* Exercise brief
Can you pull out each line of the data below that includes the word "настоящего"?

======== Materials provided ========

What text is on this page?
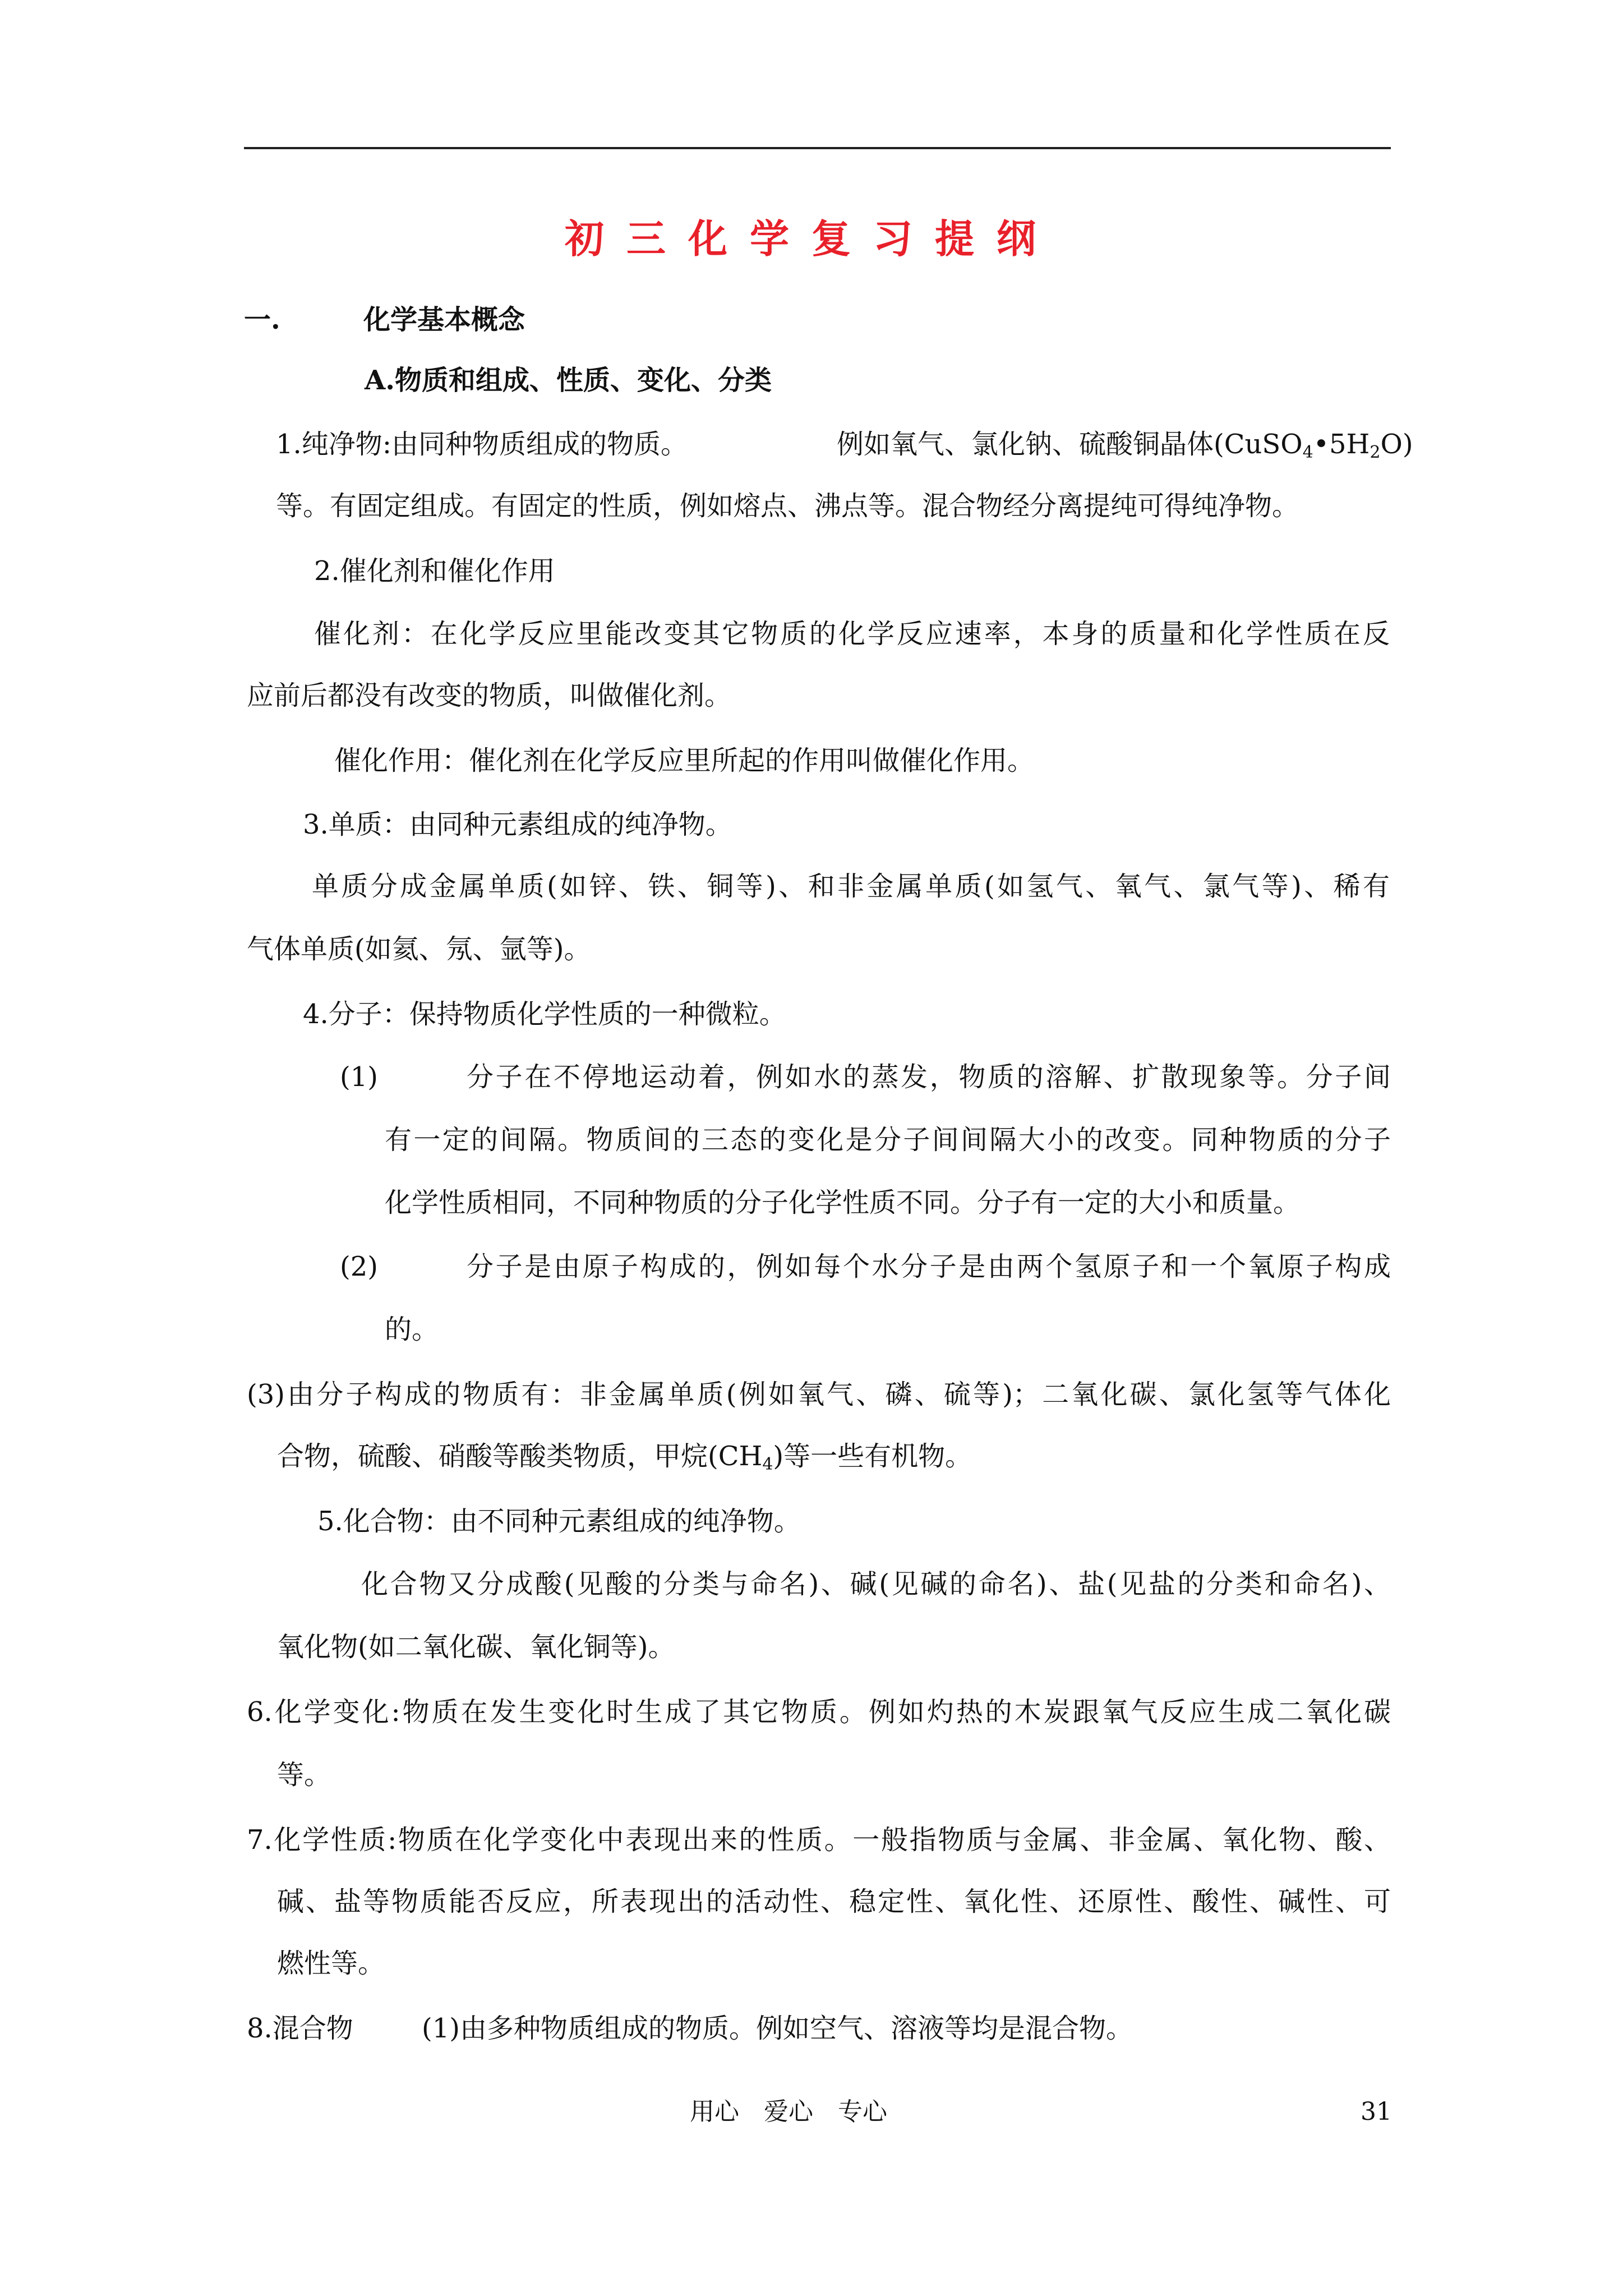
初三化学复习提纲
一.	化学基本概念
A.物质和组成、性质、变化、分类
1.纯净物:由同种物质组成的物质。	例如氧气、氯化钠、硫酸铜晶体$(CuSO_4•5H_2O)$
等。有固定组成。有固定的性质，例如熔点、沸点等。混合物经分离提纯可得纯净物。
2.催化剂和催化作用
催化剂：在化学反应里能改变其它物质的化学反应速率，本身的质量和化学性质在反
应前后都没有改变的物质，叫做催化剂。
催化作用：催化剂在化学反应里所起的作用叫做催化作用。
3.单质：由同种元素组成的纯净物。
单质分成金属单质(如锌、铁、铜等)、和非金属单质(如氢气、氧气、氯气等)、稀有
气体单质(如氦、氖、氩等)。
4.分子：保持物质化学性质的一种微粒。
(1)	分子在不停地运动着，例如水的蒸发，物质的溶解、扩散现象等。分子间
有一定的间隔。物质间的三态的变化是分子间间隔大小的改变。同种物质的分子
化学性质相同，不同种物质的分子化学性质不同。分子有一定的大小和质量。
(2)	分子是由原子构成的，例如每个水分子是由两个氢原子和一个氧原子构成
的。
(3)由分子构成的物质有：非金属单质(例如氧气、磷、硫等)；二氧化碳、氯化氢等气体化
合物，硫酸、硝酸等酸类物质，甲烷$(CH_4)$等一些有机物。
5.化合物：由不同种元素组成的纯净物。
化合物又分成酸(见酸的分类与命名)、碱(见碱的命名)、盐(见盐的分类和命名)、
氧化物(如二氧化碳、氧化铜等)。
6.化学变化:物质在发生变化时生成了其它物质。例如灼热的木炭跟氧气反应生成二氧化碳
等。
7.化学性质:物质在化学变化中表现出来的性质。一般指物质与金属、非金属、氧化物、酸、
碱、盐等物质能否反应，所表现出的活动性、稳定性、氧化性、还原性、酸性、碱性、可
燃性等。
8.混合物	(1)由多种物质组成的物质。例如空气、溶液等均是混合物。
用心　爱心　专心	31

========
======== Materials provided ========

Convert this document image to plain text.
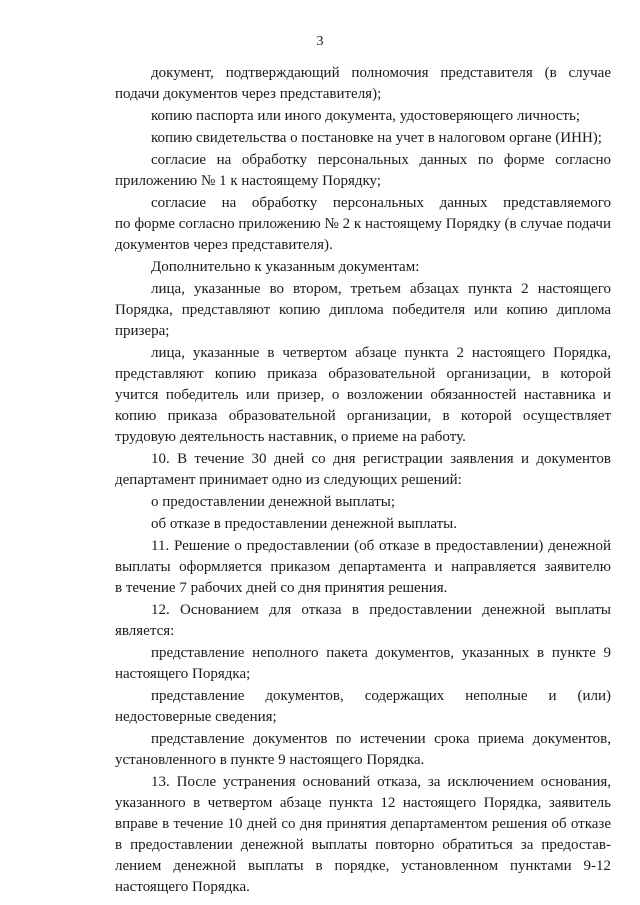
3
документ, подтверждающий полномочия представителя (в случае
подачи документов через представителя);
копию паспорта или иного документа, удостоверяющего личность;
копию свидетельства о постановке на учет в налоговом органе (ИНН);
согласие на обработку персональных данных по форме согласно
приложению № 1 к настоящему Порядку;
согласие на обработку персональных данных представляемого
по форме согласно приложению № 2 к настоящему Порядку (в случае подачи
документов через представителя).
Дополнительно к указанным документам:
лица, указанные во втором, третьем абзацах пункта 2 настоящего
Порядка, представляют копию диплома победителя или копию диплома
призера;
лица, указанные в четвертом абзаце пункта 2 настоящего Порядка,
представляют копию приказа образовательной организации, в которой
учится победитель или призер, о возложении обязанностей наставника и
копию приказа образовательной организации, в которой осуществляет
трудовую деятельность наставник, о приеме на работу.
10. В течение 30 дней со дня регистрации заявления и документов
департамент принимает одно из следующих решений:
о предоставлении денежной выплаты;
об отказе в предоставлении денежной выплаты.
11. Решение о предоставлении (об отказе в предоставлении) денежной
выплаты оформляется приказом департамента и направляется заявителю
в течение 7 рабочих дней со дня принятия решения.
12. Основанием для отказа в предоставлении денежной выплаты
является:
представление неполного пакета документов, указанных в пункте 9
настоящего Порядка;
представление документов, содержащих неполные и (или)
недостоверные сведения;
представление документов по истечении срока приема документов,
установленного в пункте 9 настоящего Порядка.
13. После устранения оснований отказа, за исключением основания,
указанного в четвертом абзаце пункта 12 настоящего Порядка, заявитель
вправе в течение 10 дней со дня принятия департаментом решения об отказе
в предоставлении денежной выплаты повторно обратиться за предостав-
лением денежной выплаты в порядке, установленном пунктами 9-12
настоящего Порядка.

========

* The result
лица, указанные во втором, третьем абзацах пункта 2 настоящего
лица, указанные в четвертом абзаце пункта 2 настоящего Порядка,
настоящего Порядка;
установленного в пункте 9 настоящего Порядка.
указанного в четвертом абзаце пункта 12 настоящего Порядка, заявитель
настоящего Порядка.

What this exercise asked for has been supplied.